**Problem details:**
Transcribe the listing exactly, leaving out every picture.

**Extracted information:**
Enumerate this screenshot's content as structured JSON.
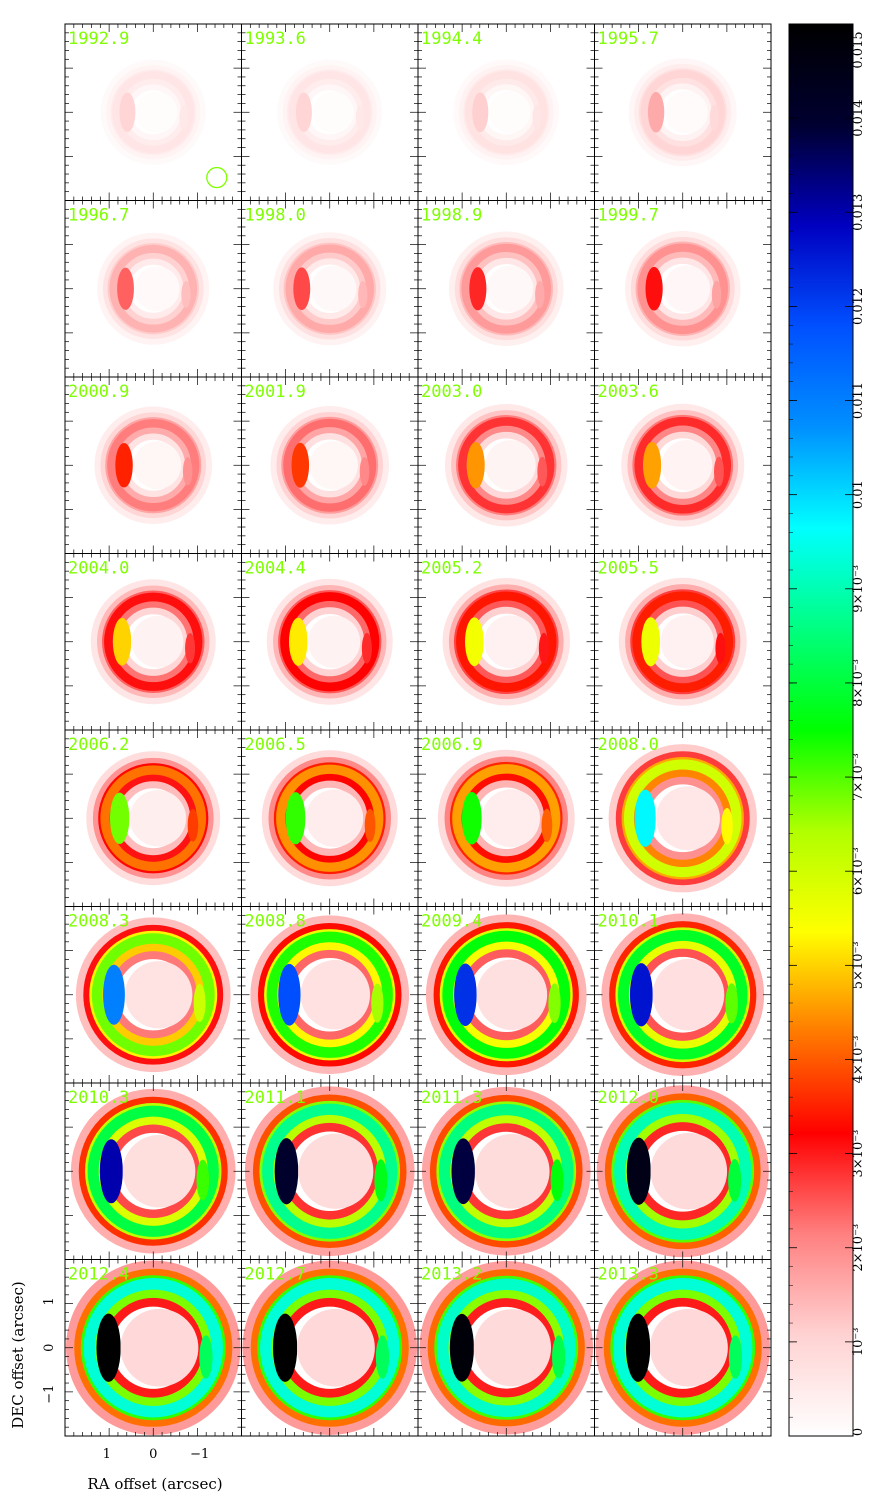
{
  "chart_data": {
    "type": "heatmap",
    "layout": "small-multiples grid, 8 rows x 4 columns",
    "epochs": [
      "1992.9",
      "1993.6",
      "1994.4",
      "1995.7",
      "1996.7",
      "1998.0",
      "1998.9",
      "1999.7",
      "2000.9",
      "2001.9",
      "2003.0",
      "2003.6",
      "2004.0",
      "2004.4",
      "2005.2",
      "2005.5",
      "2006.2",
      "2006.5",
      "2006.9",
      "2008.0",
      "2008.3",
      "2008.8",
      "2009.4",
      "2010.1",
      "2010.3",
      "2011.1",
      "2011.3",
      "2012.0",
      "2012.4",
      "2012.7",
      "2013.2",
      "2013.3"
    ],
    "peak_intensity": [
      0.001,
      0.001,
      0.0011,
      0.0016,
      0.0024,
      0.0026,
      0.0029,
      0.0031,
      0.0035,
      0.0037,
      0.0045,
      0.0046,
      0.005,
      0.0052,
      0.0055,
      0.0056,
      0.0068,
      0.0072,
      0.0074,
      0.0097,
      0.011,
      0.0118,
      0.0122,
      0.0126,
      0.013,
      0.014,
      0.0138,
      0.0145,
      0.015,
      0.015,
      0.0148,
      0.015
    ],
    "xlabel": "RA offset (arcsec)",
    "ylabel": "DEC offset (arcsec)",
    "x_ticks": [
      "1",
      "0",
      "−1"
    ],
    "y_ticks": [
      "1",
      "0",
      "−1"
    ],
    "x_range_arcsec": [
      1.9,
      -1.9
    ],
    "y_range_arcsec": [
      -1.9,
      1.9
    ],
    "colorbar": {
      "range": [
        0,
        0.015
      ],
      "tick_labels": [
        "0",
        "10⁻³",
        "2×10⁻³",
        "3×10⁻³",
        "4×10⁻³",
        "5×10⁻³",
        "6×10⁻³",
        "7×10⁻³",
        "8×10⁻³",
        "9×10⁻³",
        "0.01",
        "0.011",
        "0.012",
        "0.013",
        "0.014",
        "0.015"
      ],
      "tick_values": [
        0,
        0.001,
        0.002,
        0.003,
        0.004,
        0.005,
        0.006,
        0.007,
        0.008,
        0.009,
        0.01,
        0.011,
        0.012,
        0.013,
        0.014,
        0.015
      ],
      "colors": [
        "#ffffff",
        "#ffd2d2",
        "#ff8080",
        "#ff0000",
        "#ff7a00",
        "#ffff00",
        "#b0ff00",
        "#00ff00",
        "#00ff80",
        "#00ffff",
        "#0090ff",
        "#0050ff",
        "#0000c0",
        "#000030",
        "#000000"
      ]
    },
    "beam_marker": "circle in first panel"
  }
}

**Finished task:**
Enumerate this screenshot's content as structured JSON.
{
  "chart_data": {
    "type": "heatmap",
    "layout": "small-multiples grid, 8 rows x 4 columns",
    "epochs": [
      "1992.9",
      "1993.6",
      "1994.4",
      "1995.7",
      "1996.7",
      "1998.0",
      "1998.9",
      "1999.7",
      "2000.9",
      "2001.9",
      "2003.0",
      "2003.6",
      "2004.0",
      "2004.4",
      "2005.2",
      "2005.5",
      "2006.2",
      "2006.5",
      "2006.9",
      "2008.0",
      "2008.3",
      "2008.8",
      "2009.4",
      "2010.1",
      "2010.3",
      "2011.1",
      "2011.3",
      "2012.0",
      "2012.4",
      "2012.7",
      "2013.2",
      "2013.3"
    ],
    "peak_intensity": [
      0.001,
      0.001,
      0.0011,
      0.0016,
      0.0024,
      0.0026,
      0.0029,
      0.0031,
      0.0035,
      0.0037,
      0.0045,
      0.0046,
      0.005,
      0.0052,
      0.0055,
      0.0056,
      0.0068,
      0.0072,
      0.0074,
      0.0097,
      0.011,
      0.0118,
      0.0122,
      0.0126,
      0.013,
      0.014,
      0.0138,
      0.0145,
      0.015,
      0.015,
      0.0148,
      0.015
    ],
    "xlabel": "RA offset (arcsec)",
    "ylabel": "DEC offset (arcsec)",
    "x_ticks": [
      "1",
      "0",
      "−1"
    ],
    "y_ticks": [
      "1",
      "0",
      "−1"
    ],
    "x_range_arcsec": [
      1.9,
      -1.9
    ],
    "y_range_arcsec": [
      -1.9,
      1.9
    ],
    "colorbar": {
      "range": [
        0,
        0.015
      ],
      "tick_labels": [
        "0",
        "10⁻³",
        "2×10⁻³",
        "3×10⁻³",
        "4×10⁻³",
        "5×10⁻³",
        "6×10⁻³",
        "7×10⁻³",
        "8×10⁻³",
        "9×10⁻³",
        "0.01",
        "0.011",
        "0.012",
        "0.013",
        "0.014",
        "0.015"
      ],
      "tick_values": [
        0,
        0.001,
        0.002,
        0.003,
        0.004,
        0.005,
        0.006,
        0.007,
        0.008,
        0.009,
        0.01,
        0.011,
        0.012,
        0.013,
        0.014,
        0.015
      ],
      "colors": [
        "#ffffff",
        "#ffd2d2",
        "#ff8080",
        "#ff0000",
        "#ff7a00",
        "#ffff00",
        "#b0ff00",
        "#00ff00",
        "#00ff80",
        "#00ffff",
        "#0090ff",
        "#0050ff",
        "#0000c0",
        "#000030",
        "#000000"
      ]
    },
    "beam_marker": "circle in first panel"
  }
}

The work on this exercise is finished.